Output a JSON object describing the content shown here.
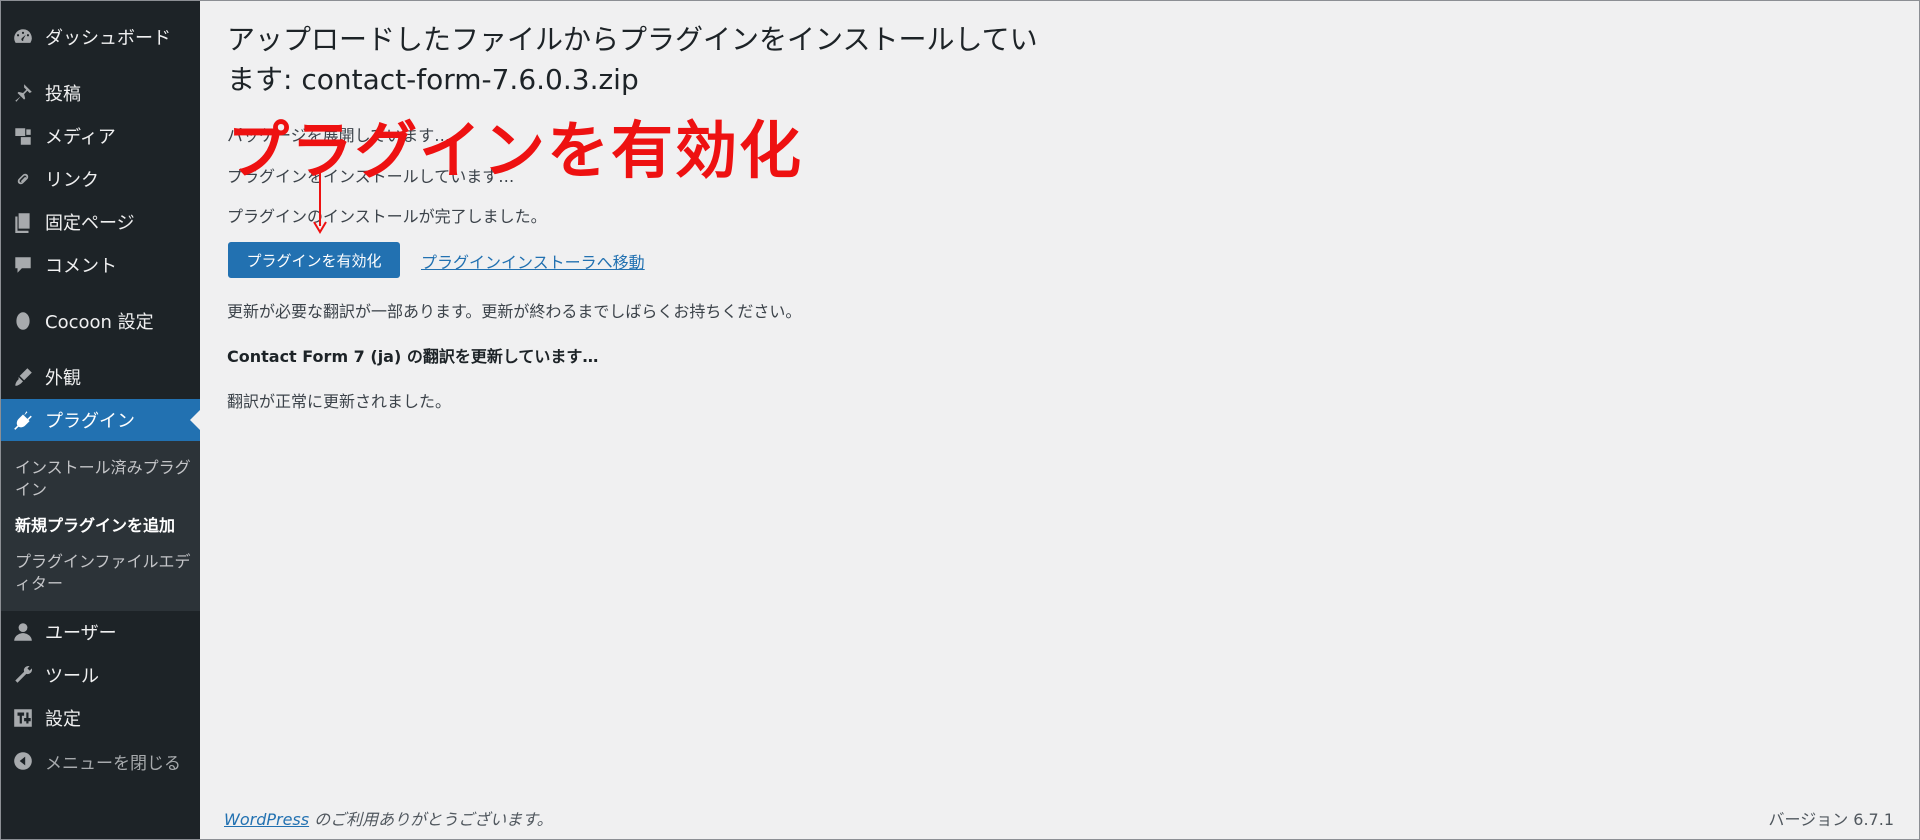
{
  "sidebar": {
    "items": [
      {
        "label": "ダッシュボード",
        "icon": "dashboard-icon"
      },
      {
        "label": "投稿",
        "icon": "pin-icon"
      },
      {
        "label": "メディア",
        "icon": "media-icon"
      },
      {
        "label": "リンク",
        "icon": "link-icon"
      },
      {
        "label": "固定ページ",
        "icon": "page-icon"
      },
      {
        "label": "コメント",
        "icon": "comment-icon"
      },
      {
        "label": "Cocoon 設定",
        "icon": "cocoon-icon"
      },
      {
        "label": "外観",
        "icon": "brush-icon"
      },
      {
        "label": "プラグイン",
        "icon": "plugin-icon"
      },
      {
        "label": "ユーザー",
        "icon": "user-icon"
      },
      {
        "label": "ツール",
        "icon": "wrench-icon"
      },
      {
        "label": "設定",
        "icon": "settings-icon"
      },
      {
        "label": "メニューを閉じる",
        "icon": "collapse-icon"
      }
    ],
    "submenu": [
      {
        "label": "インストール済みプラグイン"
      },
      {
        "label": "新規プラグインを追加"
      },
      {
        "label": "プラグインファイルエディター"
      }
    ]
  },
  "main": {
    "title": "アップロードしたファイルからプラグインをインストールしています: contact-form-7.6.0.3.zip",
    "messages": [
      "パッケージを展開しています…",
      "プラグインをインストールしています…",
      "プラグインのインストールが完了しました。"
    ],
    "activate_button": "プラグインを有効化",
    "installer_link": "プラグインインストーラへ移動",
    "translation_notice": "更新が必要な翻訳が一部あります。更新が終わるまでしばらくお持ちください。",
    "translation_updating": "Contact Form 7 (ja) の翻訳を更新しています…",
    "translation_done": "翻訳が正常に更新されました。"
  },
  "annotation": {
    "text": "プラグインを有効化",
    "color": "#ee1111"
  },
  "footer": {
    "wordpress_link": "WordPress",
    "thanks_rest": " のご利用ありがとうございます。",
    "version": "バージョン 6.7.1"
  },
  "colors": {
    "sidebar_bg": "#1d2327",
    "accent": "#2271b1",
    "page_bg": "#f0f0f1"
  }
}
____________________
◆ What you are asked to do
Copy all lines from the entries that contain the word "プラグインを有効化".

◆ Exercise response
    "activate_button": "プラグインを有効化",
    "text": "プラグインを有効化",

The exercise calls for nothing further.